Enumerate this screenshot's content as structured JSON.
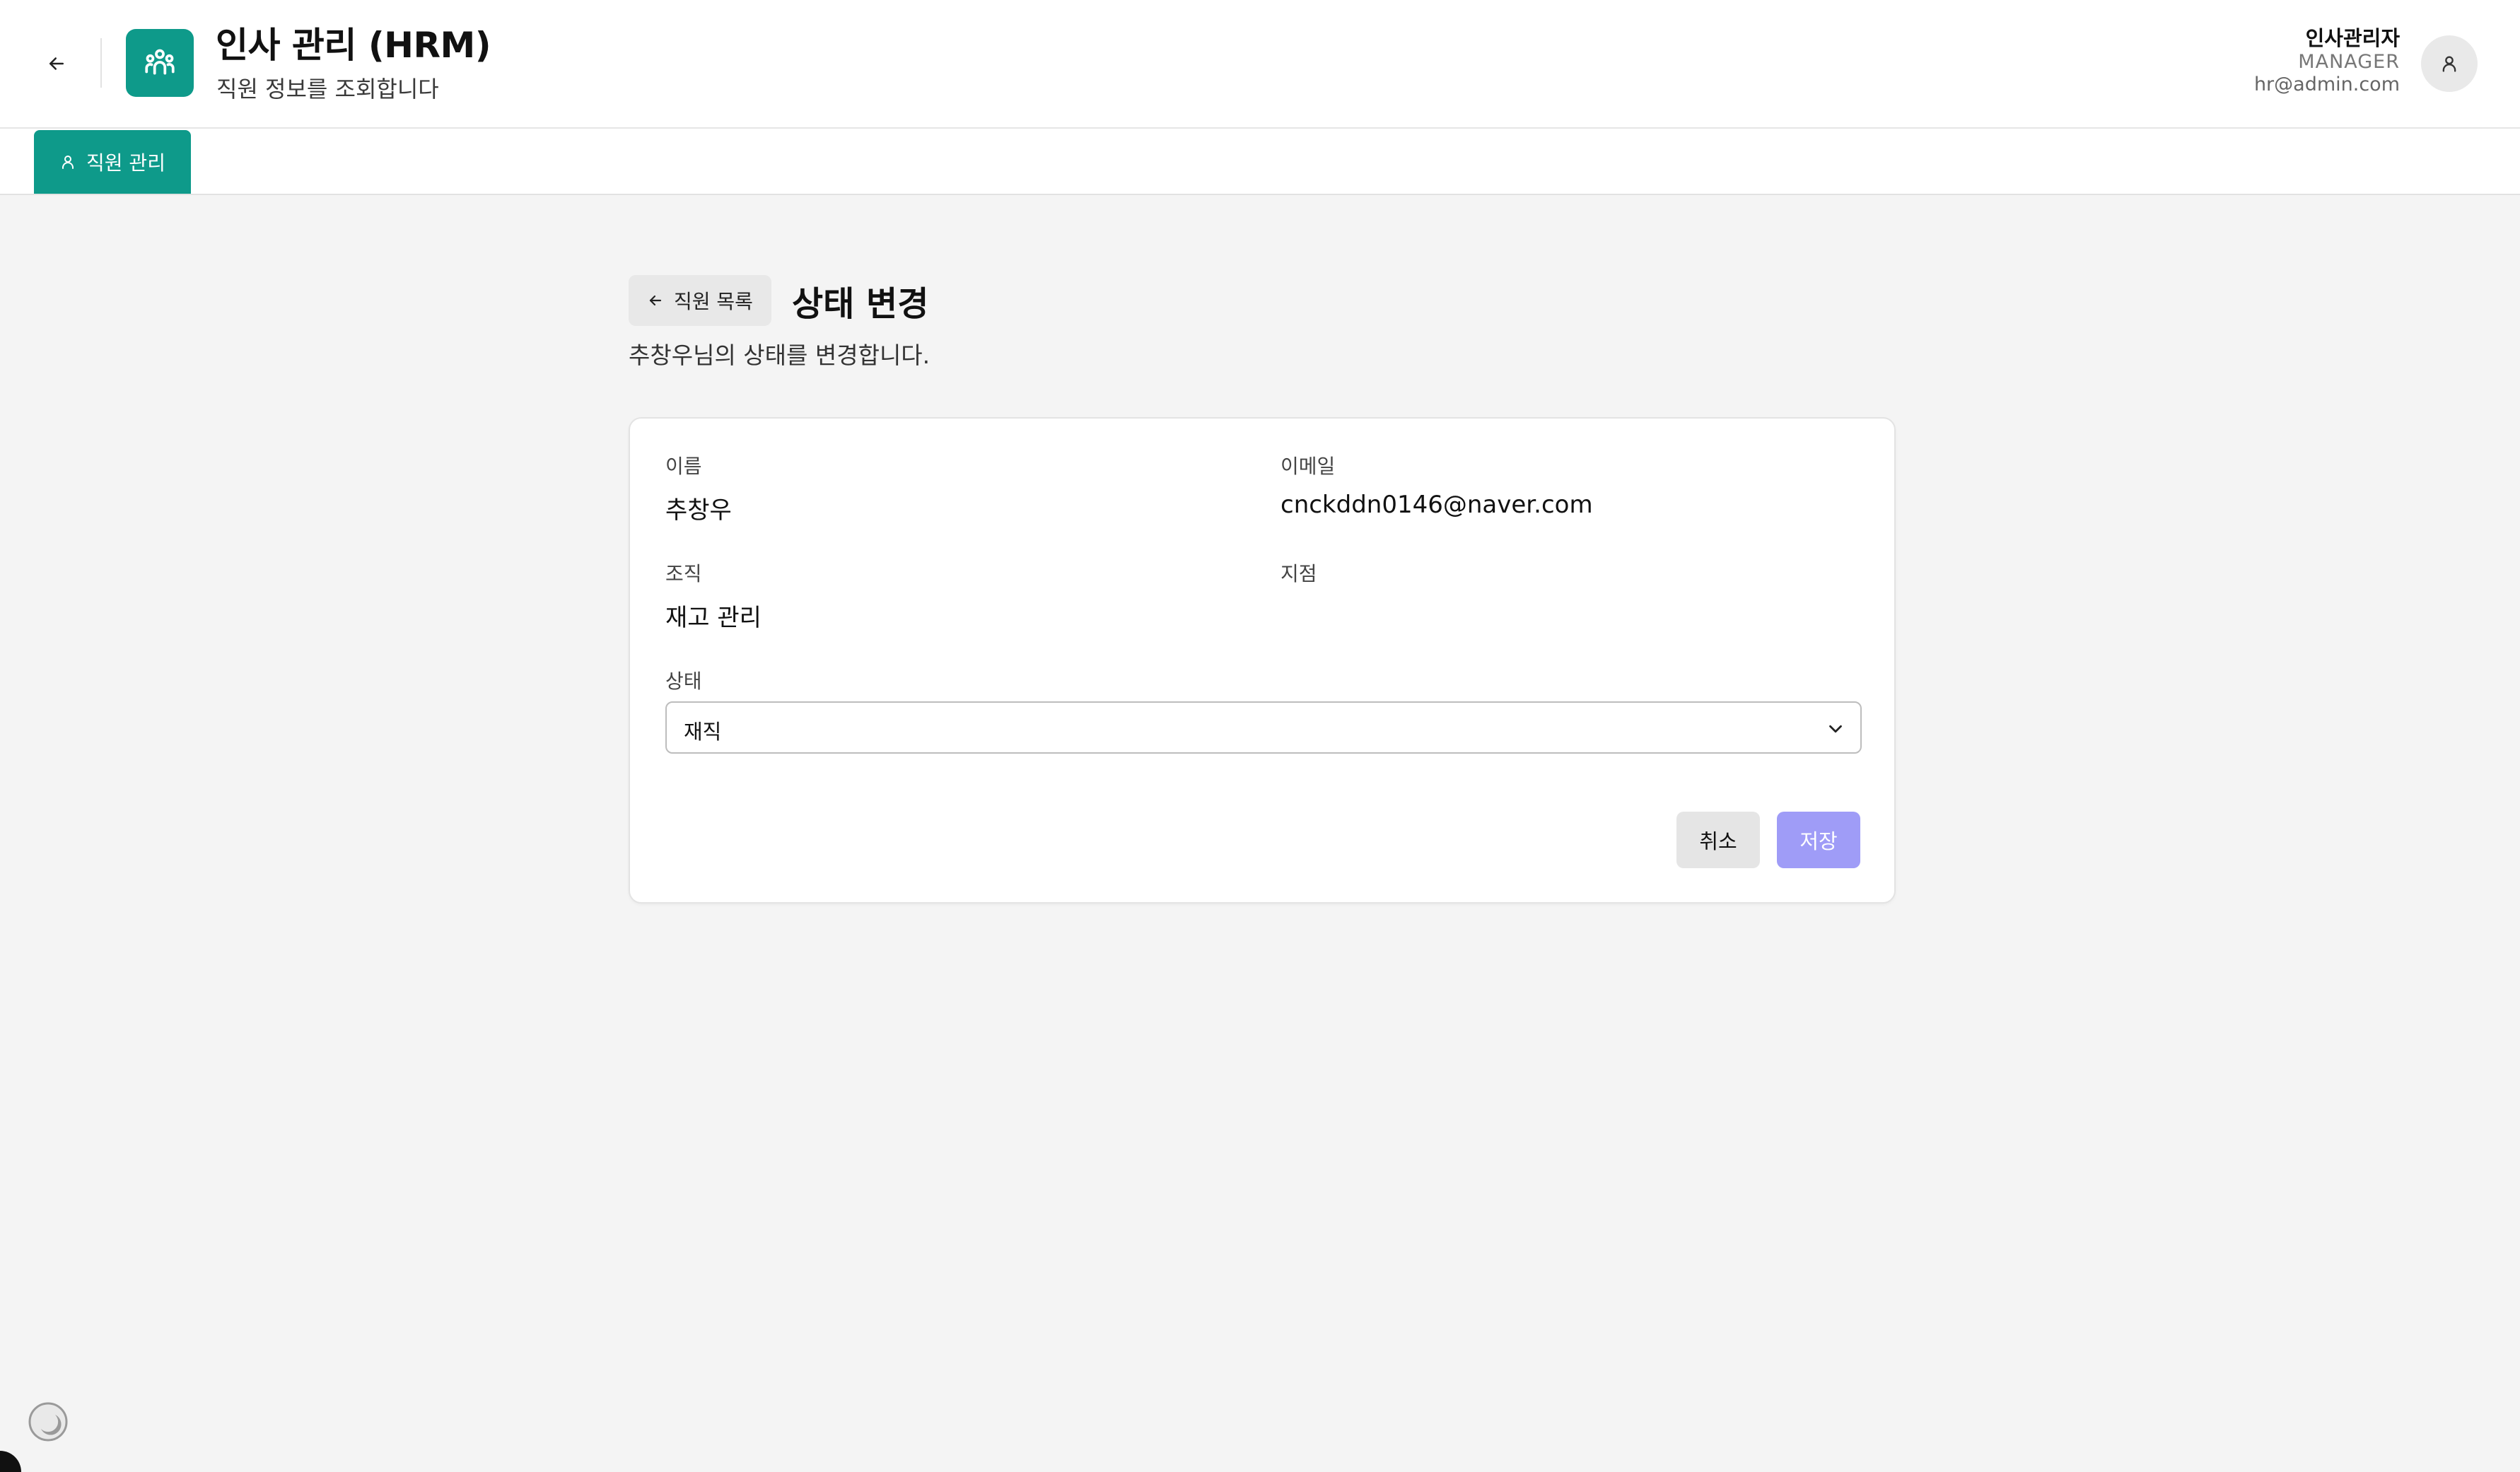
{
  "header": {
    "app_title": "인사 관리 (HRM)",
    "app_subtitle": "직원 정보를 조회합니다",
    "back_icon": "arrow-left-icon",
    "logo_icon": "people-group-icon",
    "accent_color": "#0e9a8a"
  },
  "user": {
    "name": "인사관리자",
    "role": "MANAGER",
    "email": "hr@admin.com",
    "avatar_icon": "user-icon"
  },
  "tabs": [
    {
      "label": "직원 관리",
      "icon": "user-icon",
      "active": true
    }
  ],
  "page": {
    "back_to_list_label": "직원 목록",
    "title": "상태 변경",
    "description": "추창우님의 상태를 변경합니다."
  },
  "form": {
    "name_label": "이름",
    "name_value": "추창우",
    "email_label": "이메일",
    "email_value": "cnckddn0146@naver.com",
    "org_label": "조직",
    "org_value": "재고 관리",
    "branch_label": "지점",
    "branch_value": "",
    "status_label": "상태",
    "status_value": "재직",
    "cancel_label": "취소",
    "save_label": "저장",
    "save_color": "#9f9cf7"
  },
  "footer": {
    "theme_toggle_icon": "moon-icon"
  }
}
· · ·
GOAL: State how many lines of the records above contain "icon", with no words besides the number.

ANSWER TO THIS PROBLEM: 5